▶ [WORK REQUIRED]: Would you repeat the listing exactly but omit every picture?
─── INPUT MATERIAL ───
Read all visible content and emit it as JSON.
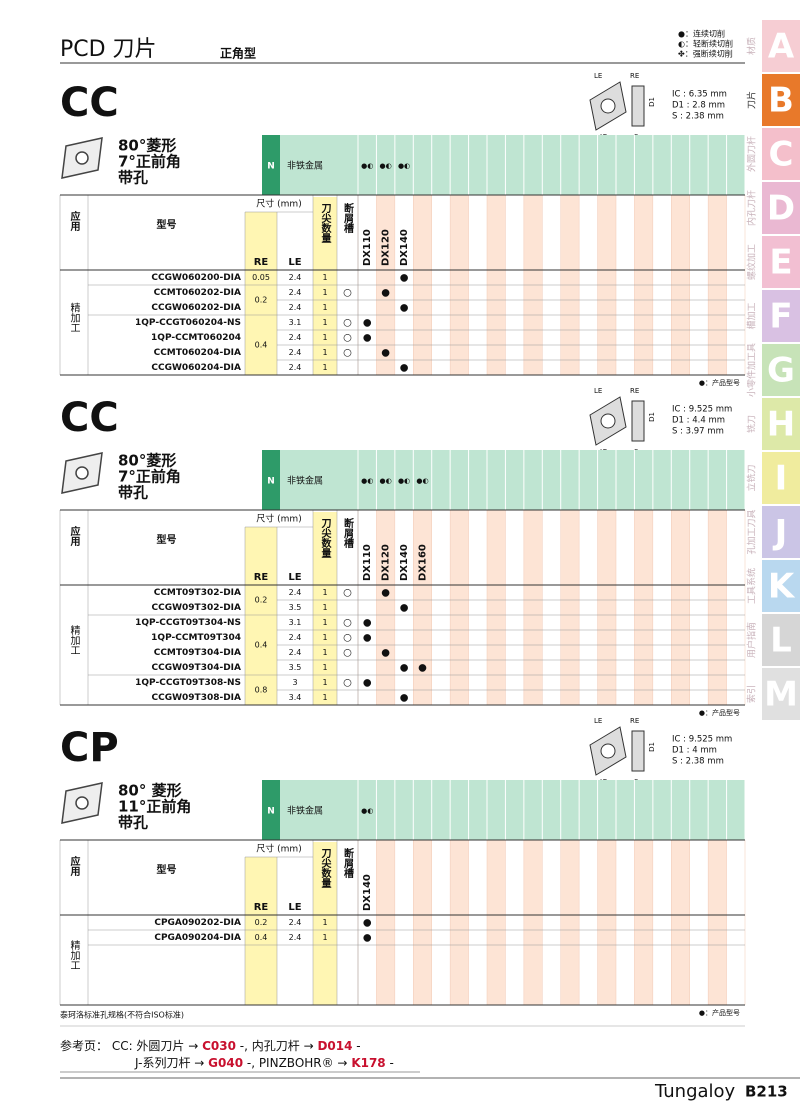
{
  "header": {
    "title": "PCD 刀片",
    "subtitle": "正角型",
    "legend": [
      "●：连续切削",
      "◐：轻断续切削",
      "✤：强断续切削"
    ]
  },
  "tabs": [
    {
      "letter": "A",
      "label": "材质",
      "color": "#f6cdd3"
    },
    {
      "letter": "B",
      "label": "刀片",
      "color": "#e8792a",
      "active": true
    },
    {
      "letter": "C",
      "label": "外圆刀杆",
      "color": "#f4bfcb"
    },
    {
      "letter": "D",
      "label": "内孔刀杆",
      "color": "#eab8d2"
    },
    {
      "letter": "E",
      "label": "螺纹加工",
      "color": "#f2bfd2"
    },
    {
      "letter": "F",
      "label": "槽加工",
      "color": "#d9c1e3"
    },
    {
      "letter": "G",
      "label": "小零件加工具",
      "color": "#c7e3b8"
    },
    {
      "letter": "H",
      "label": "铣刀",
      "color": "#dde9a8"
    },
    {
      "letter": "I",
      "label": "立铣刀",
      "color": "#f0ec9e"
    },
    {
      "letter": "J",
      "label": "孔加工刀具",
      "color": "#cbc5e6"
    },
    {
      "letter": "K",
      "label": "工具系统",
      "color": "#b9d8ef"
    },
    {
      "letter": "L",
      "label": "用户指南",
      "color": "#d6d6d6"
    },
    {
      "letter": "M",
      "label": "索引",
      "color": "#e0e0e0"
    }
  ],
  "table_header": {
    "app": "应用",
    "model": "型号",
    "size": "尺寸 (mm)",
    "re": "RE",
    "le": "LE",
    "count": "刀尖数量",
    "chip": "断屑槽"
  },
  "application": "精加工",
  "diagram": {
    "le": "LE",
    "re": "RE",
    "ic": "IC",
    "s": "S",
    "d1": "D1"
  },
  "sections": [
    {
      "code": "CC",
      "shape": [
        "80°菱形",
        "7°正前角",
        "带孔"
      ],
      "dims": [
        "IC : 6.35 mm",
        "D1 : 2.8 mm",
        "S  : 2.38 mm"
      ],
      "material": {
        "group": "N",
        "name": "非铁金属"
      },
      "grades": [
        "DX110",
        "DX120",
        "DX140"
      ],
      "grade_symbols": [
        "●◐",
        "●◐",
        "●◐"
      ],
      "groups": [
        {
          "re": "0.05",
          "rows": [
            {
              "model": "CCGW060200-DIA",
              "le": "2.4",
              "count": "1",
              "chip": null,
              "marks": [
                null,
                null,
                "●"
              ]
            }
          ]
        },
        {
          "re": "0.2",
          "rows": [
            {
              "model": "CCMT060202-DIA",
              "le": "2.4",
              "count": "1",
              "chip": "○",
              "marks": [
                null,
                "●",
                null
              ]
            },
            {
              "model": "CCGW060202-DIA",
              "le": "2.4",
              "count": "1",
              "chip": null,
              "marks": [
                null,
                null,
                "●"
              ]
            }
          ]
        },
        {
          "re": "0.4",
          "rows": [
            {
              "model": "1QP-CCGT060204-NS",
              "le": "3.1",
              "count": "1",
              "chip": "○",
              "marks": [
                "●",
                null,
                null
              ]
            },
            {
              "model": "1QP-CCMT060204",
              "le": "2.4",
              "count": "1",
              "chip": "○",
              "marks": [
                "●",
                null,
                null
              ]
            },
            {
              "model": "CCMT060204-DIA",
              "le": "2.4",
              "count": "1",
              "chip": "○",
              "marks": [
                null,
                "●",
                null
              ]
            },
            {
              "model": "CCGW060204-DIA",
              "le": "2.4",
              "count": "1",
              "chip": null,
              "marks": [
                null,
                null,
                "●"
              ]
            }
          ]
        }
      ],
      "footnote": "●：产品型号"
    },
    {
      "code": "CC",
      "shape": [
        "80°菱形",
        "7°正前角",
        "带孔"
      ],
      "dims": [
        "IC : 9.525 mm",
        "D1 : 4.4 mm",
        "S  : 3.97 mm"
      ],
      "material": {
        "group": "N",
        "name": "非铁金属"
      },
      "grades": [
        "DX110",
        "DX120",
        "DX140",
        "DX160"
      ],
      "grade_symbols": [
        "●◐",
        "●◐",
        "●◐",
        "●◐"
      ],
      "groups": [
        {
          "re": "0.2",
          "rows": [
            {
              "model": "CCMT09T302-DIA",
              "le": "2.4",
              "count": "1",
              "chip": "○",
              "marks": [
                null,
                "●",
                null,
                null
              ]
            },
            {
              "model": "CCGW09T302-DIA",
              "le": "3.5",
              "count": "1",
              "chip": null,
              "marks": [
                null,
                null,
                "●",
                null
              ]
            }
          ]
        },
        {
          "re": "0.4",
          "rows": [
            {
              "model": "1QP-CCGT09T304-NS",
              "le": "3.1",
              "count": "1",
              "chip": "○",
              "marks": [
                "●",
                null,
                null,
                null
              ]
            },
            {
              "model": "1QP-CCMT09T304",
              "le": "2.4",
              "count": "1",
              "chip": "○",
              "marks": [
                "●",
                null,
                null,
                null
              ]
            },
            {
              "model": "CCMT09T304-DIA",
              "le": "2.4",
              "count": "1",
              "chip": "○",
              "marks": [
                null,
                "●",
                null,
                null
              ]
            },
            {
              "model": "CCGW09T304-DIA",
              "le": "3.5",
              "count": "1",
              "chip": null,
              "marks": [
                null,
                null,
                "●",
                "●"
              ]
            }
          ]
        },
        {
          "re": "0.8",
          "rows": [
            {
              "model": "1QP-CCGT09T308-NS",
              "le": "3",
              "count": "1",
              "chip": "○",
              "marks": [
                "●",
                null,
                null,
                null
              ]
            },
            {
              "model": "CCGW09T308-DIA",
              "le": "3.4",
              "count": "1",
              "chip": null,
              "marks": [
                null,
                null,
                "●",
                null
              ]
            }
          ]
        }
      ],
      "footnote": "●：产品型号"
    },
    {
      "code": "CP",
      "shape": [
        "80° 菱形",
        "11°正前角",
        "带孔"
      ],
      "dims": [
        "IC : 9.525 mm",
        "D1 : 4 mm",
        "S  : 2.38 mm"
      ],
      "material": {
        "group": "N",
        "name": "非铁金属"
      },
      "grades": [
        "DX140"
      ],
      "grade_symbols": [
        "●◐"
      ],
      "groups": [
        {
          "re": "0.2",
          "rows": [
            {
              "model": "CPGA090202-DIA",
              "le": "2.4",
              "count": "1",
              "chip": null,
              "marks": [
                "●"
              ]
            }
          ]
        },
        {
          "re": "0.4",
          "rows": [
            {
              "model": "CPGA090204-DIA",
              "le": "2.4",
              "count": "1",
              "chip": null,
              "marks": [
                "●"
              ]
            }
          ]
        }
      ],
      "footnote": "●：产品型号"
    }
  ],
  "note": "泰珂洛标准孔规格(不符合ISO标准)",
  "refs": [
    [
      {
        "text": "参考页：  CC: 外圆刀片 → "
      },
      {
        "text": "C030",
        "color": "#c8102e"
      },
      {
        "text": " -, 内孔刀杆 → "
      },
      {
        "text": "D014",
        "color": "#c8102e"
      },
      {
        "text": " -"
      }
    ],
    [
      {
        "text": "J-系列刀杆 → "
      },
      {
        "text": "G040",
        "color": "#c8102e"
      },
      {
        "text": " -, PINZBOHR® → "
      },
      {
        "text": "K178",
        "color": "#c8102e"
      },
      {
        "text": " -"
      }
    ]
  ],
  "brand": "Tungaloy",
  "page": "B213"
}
───
▶ [REPLY TO THE EXERCISE]:
Read all visible content and emit it as JSON.
{
  "header": {
    "title": "PCD 刀片",
    "subtitle": "正角型",
    "legend": [
      "●：连续切削",
      "◐：轻断续切削",
      "✤：强断续切削"
    ]
  },
  "tabs": [
    {
      "letter": "A",
      "label": "材质",
      "color": "#f6cdd3"
    },
    {
      "letter": "B",
      "label": "刀片",
      "color": "#e8792a",
      "active": true
    },
    {
      "letter": "C",
      "label": "外圆刀杆",
      "color": "#f4bfcb"
    },
    {
      "letter": "D",
      "label": "内孔刀杆",
      "color": "#eab8d2"
    },
    {
      "letter": "E",
      "label": "螺纹加工",
      "color": "#f2bfd2"
    },
    {
      "letter": "F",
      "label": "槽加工",
      "color": "#d9c1e3"
    },
    {
      "letter": "G",
      "label": "小零件加工具",
      "color": "#c7e3b8"
    },
    {
      "letter": "H",
      "label": "铣刀",
      "color": "#dde9a8"
    },
    {
      "letter": "I",
      "label": "立铣刀",
      "color": "#f0ec9e"
    },
    {
      "letter": "J",
      "label": "孔加工刀具",
      "color": "#cbc5e6"
    },
    {
      "letter": "K",
      "label": "工具系统",
      "color": "#b9d8ef"
    },
    {
      "letter": "L",
      "label": "用户指南",
      "color": "#d6d6d6"
    },
    {
      "letter": "M",
      "label": "索引",
      "color": "#e0e0e0"
    }
  ],
  "table_header": {
    "app": "应用",
    "model": "型号",
    "size": "尺寸 (mm)",
    "re": "RE",
    "le": "LE",
    "count": "刀尖数量",
    "chip": "断屑槽"
  },
  "application": "精加工",
  "diagram": {
    "le": "LE",
    "re": "RE",
    "ic": "IC",
    "s": "S",
    "d1": "D1"
  },
  "sections": [
    {
      "code": "CC",
      "shape": [
        "80°菱形",
        "7°正前角",
        "带孔"
      ],
      "dims": [
        "IC : 6.35 mm",
        "D1 : 2.8 mm",
        "S  : 2.38 mm"
      ],
      "material": {
        "group": "N",
        "name": "非铁金属"
      },
      "grades": [
        "DX110",
        "DX120",
        "DX140"
      ],
      "grade_symbols": [
        "●◐",
        "●◐",
        "●◐"
      ],
      "groups": [
        {
          "re": "0.05",
          "rows": [
            {
              "model": "CCGW060200-DIA",
              "le": "2.4",
              "count": "1",
              "chip": null,
              "marks": [
                null,
                null,
                "●"
              ]
            }
          ]
        },
        {
          "re": "0.2",
          "rows": [
            {
              "model": "CCMT060202-DIA",
              "le": "2.4",
              "count": "1",
              "chip": "○",
              "marks": [
                null,
                "●",
                null
              ]
            },
            {
              "model": "CCGW060202-DIA",
              "le": "2.4",
              "count": "1",
              "chip": null,
              "marks": [
                null,
                null,
                "●"
              ]
            }
          ]
        },
        {
          "re": "0.4",
          "rows": [
            {
              "model": "1QP-CCGT060204-NS",
              "le": "3.1",
              "count": "1",
              "chip": "○",
              "marks": [
                "●",
                null,
                null
              ]
            },
            {
              "model": "1QP-CCMT060204",
              "le": "2.4",
              "count": "1",
              "chip": "○",
              "marks": [
                "●",
                null,
                null
              ]
            },
            {
              "model": "CCMT060204-DIA",
              "le": "2.4",
              "count": "1",
              "chip": "○",
              "marks": [
                null,
                "●",
                null
              ]
            },
            {
              "model": "CCGW060204-DIA",
              "le": "2.4",
              "count": "1",
              "chip": null,
              "marks": [
                null,
                null,
                "●"
              ]
            }
          ]
        }
      ],
      "footnote": "●：产品型号"
    },
    {
      "code": "CC",
      "shape": [
        "80°菱形",
        "7°正前角",
        "带孔"
      ],
      "dims": [
        "IC : 9.525 mm",
        "D1 : 4.4 mm",
        "S  : 3.97 mm"
      ],
      "material": {
        "group": "N",
        "name": "非铁金属"
      },
      "grades": [
        "DX110",
        "DX120",
        "DX140",
        "DX160"
      ],
      "grade_symbols": [
        "●◐",
        "●◐",
        "●◐",
        "●◐"
      ],
      "groups": [
        {
          "re": "0.2",
          "rows": [
            {
              "model": "CCMT09T302-DIA",
              "le": "2.4",
              "count": "1",
              "chip": "○",
              "marks": [
                null,
                "●",
                null,
                null
              ]
            },
            {
              "model": "CCGW09T302-DIA",
              "le": "3.5",
              "count": "1",
              "chip": null,
              "marks": [
                null,
                null,
                "●",
                null
              ]
            }
          ]
        },
        {
          "re": "0.4",
          "rows": [
            {
              "model": "1QP-CCGT09T304-NS",
              "le": "3.1",
              "count": "1",
              "chip": "○",
              "marks": [
                "●",
                null,
                null,
                null
              ]
            },
            {
              "model": "1QP-CCMT09T304",
              "le": "2.4",
              "count": "1",
              "chip": "○",
              "marks": [
                "●",
                null,
                null,
                null
              ]
            },
            {
              "model": "CCMT09T304-DIA",
              "le": "2.4",
              "count": "1",
              "chip": "○",
              "marks": [
                null,
                "●",
                null,
                null
              ]
            },
            {
              "model": "CCGW09T304-DIA",
              "le": "3.5",
              "count": "1",
              "chip": null,
              "marks": [
                null,
                null,
                "●",
                "●"
              ]
            }
          ]
        },
        {
          "re": "0.8",
          "rows": [
            {
              "model": "1QP-CCGT09T308-NS",
              "le": "3",
              "count": "1",
              "chip": "○",
              "marks": [
                "●",
                null,
                null,
                null
              ]
            },
            {
              "model": "CCGW09T308-DIA",
              "le": "3.4",
              "count": "1",
              "chip": null,
              "marks": [
                null,
                null,
                "●",
                null
              ]
            }
          ]
        }
      ],
      "footnote": "●：产品型号"
    },
    {
      "code": "CP",
      "shape": [
        "80° 菱形",
        "11°正前角",
        "带孔"
      ],
      "dims": [
        "IC : 9.525 mm",
        "D1 : 4 mm",
        "S  : 2.38 mm"
      ],
      "material": {
        "group": "N",
        "name": "非铁金属"
      },
      "grades": [
        "DX140"
      ],
      "grade_symbols": [
        "●◐"
      ],
      "groups": [
        {
          "re": "0.2",
          "rows": [
            {
              "model": "CPGA090202-DIA",
              "le": "2.4",
              "count": "1",
              "chip": null,
              "marks": [
                "●"
              ]
            }
          ]
        },
        {
          "re": "0.4",
          "rows": [
            {
              "model": "CPGA090204-DIA",
              "le": "2.4",
              "count": "1",
              "chip": null,
              "marks": [
                "●"
              ]
            }
          ]
        }
      ],
      "footnote": "●：产品型号"
    }
  ],
  "note": "泰珂洛标准孔规格(不符合ISO标准)",
  "refs": [
    [
      {
        "text": "参考页：  CC: 外圆刀片 → "
      },
      {
        "text": "C030",
        "color": "#c8102e"
      },
      {
        "text": " -, 内孔刀杆 → "
      },
      {
        "text": "D014",
        "color": "#c8102e"
      },
      {
        "text": " -"
      }
    ],
    [
      {
        "text": "J-系列刀杆 → "
      },
      {
        "text": "G040",
        "color": "#c8102e"
      },
      {
        "text": " -, PINZBOHR® → "
      },
      {
        "text": "K178",
        "color": "#c8102e"
      },
      {
        "text": " -"
      }
    ]
  ],
  "brand": "Tungaloy",
  "page": "B213"
}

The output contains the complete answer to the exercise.